## Start DATA LINES

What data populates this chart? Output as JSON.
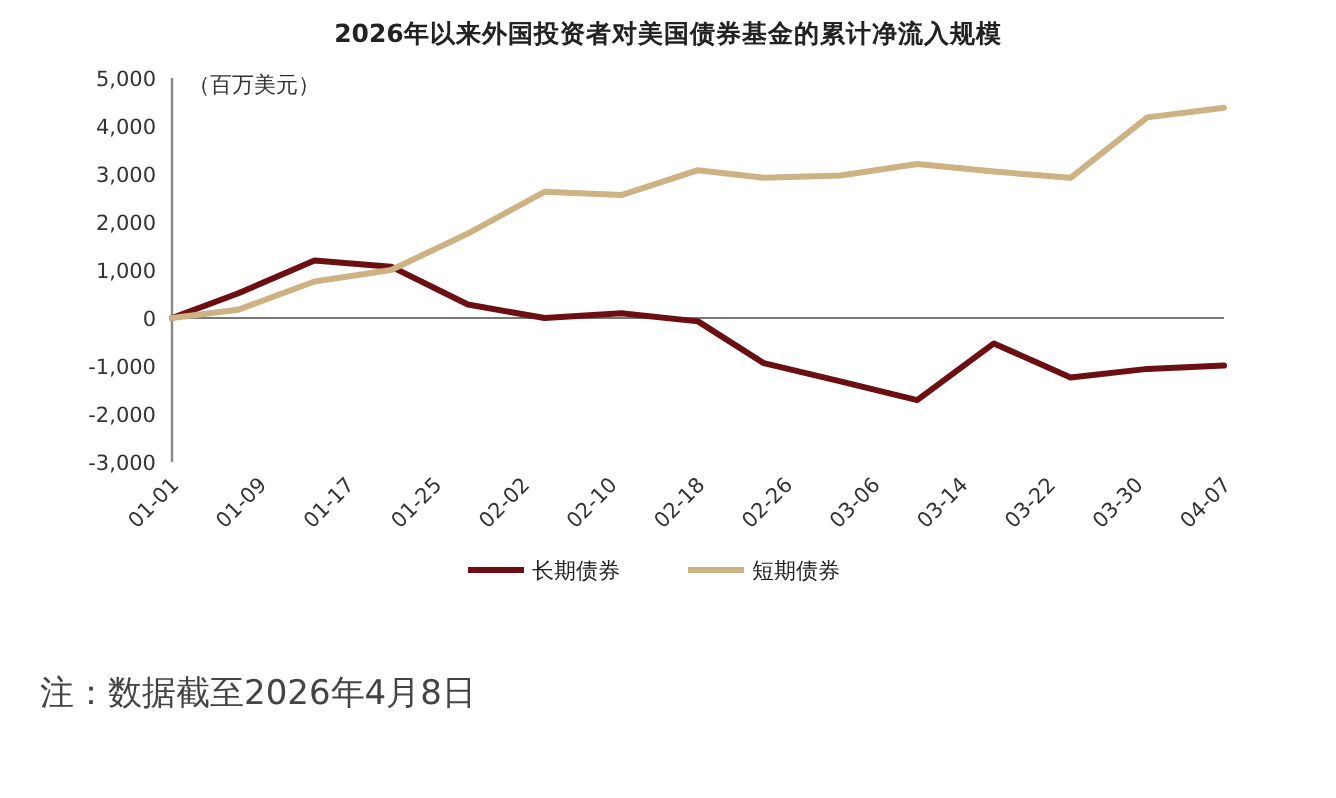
{
  "chart_data": {
    "type": "line",
    "title": "2026年以来外国投资者对美国债券基金的累计净流入规模",
    "ylabel": "（百万美元）",
    "x": [
      "--01-01",
      "--01-07",
      "--01-14",
      "--01-21",
      "--01-28",
      "--02-04",
      "--02-11",
      "--02-18",
      "--02-24",
      "--03-03",
      "--03-10",
      "--03-17",
      "--03-24",
      "--03-31",
      "--04-07"
    ],
    "series": [
      {
        "name": "长期债券",
        "color": "#6b0f12",
        "values": [
          0,
          510,
          1200,
          1070,
          280,
          0,
          100,
          -70,
          -940,
          -1320,
          -1710,
          -530,
          -1240,
          -1060,
          -990
        ]
      },
      {
        "name": "短期债券",
        "color": "#cdb283",
        "values": [
          0,
          170,
          760,
          1000,
          1760,
          2630,
          2560,
          3080,
          2920,
          2970,
          3210,
          3050,
          2920,
          4180,
          4380
        ]
      }
    ],
    "xlim": [
      "--01-01",
      "--04-07"
    ],
    "xticks": [
      {
        "value": "--01-01",
        "label": "01-01"
      },
      {
        "value": "--01-09",
        "label": "01-09"
      },
      {
        "value": "--01-17",
        "label": "01-17"
      },
      {
        "value": "--01-25",
        "label": "01-25"
      },
      {
        "value": "--02-02",
        "label": "02-02"
      },
      {
        "value": "--02-10",
        "label": "02-10"
      },
      {
        "value": "--02-18",
        "label": "02-18"
      },
      {
        "value": "--02-26",
        "label": "02-26"
      },
      {
        "value": "--03-06",
        "label": "03-06"
      },
      {
        "value": "--03-14",
        "label": "03-14"
      },
      {
        "value": "--03-22",
        "label": "03-22"
      },
      {
        "value": "--03-30",
        "label": "03-30"
      },
      {
        "value": "--04-07",
        "label": "04-07"
      }
    ],
    "ylim": [
      -3000,
      5000
    ],
    "yticks": [
      {
        "value": -3000,
        "label": "-3,000"
      },
      {
        "value": -2000,
        "label": "-2,000"
      },
      {
        "value": -1000,
        "label": "-1,000"
      },
      {
        "value": 0,
        "label": "0"
      },
      {
        "value": 1000,
        "label": "1,000"
      },
      {
        "value": 2000,
        "label": "2,000"
      },
      {
        "value": 3000,
        "label": "3,000"
      },
      {
        "value": 4000,
        "label": "4,000"
      },
      {
        "value": 5000,
        "label": "5,000"
      }
    ],
    "ref_lines": [
      {
        "axis": "y",
        "value": 0,
        "color": "#777777",
        "line_style": "solid"
      }
    ],
    "legend": "bottom",
    "marker": "none",
    "line_style": "solid",
    "annotations": [
      "注：数据截至2026年4月8日"
    ]
  }
}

## End DATA LINES

-- WHAT IS BEING ASKED --
Omit every picture, then reproduce the rest of the listing exactly.

-- WORKED SOLUTION --
What data populates this chart? Output as JSON.
{
  "chart_data": {
    "type": "line",
    "title": "2026年以来外国投资者对美国债券基金的累计净流入规模",
    "ylabel": "（百万美元）",
    "x": [
      "--01-01",
      "--01-07",
      "--01-14",
      "--01-21",
      "--01-28",
      "--02-04",
      "--02-11",
      "--02-18",
      "--02-24",
      "--03-03",
      "--03-10",
      "--03-17",
      "--03-24",
      "--03-31",
      "--04-07"
    ],
    "series": [
      {
        "name": "长期债券",
        "color": "#6b0f12",
        "values": [
          0,
          510,
          1200,
          1070,
          280,
          0,
          100,
          -70,
          -940,
          -1320,
          -1710,
          -530,
          -1240,
          -1060,
          -990
        ]
      },
      {
        "name": "短期债券",
        "color": "#cdb283",
        "values": [
          0,
          170,
          760,
          1000,
          1760,
          2630,
          2560,
          3080,
          2920,
          2970,
          3210,
          3050,
          2920,
          4180,
          4380
        ]
      }
    ],
    "xlim": [
      "--01-01",
      "--04-07"
    ],
    "xticks": [
      {
        "value": "--01-01",
        "label": "01-01"
      },
      {
        "value": "--01-09",
        "label": "01-09"
      },
      {
        "value": "--01-17",
        "label": "01-17"
      },
      {
        "value": "--01-25",
        "label": "01-25"
      },
      {
        "value": "--02-02",
        "label": "02-02"
      },
      {
        "value": "--02-10",
        "label": "02-10"
      },
      {
        "value": "--02-18",
        "label": "02-18"
      },
      {
        "value": "--02-26",
        "label": "02-26"
      },
      {
        "value": "--03-06",
        "label": "03-06"
      },
      {
        "value": "--03-14",
        "label": "03-14"
      },
      {
        "value": "--03-22",
        "label": "03-22"
      },
      {
        "value": "--03-30",
        "label": "03-30"
      },
      {
        "value": "--04-07",
        "label": "04-07"
      }
    ],
    "ylim": [
      -3000,
      5000
    ],
    "yticks": [
      {
        "value": -3000,
        "label": "-3,000"
      },
      {
        "value": -2000,
        "label": "-2,000"
      },
      {
        "value": -1000,
        "label": "-1,000"
      },
      {
        "value": 0,
        "label": "0"
      },
      {
        "value": 1000,
        "label": "1,000"
      },
      {
        "value": 2000,
        "label": "2,000"
      },
      {
        "value": 3000,
        "label": "3,000"
      },
      {
        "value": 4000,
        "label": "4,000"
      },
      {
        "value": 5000,
        "label": "5,000"
      }
    ],
    "ref_lines": [
      {
        "axis": "y",
        "value": 0,
        "color": "#777777",
        "line_style": "solid"
      }
    ],
    "legend": "bottom",
    "marker": "none",
    "line_style": "solid",
    "annotations": [
      "注：数据截至2026年4月8日"
    ]
  }
}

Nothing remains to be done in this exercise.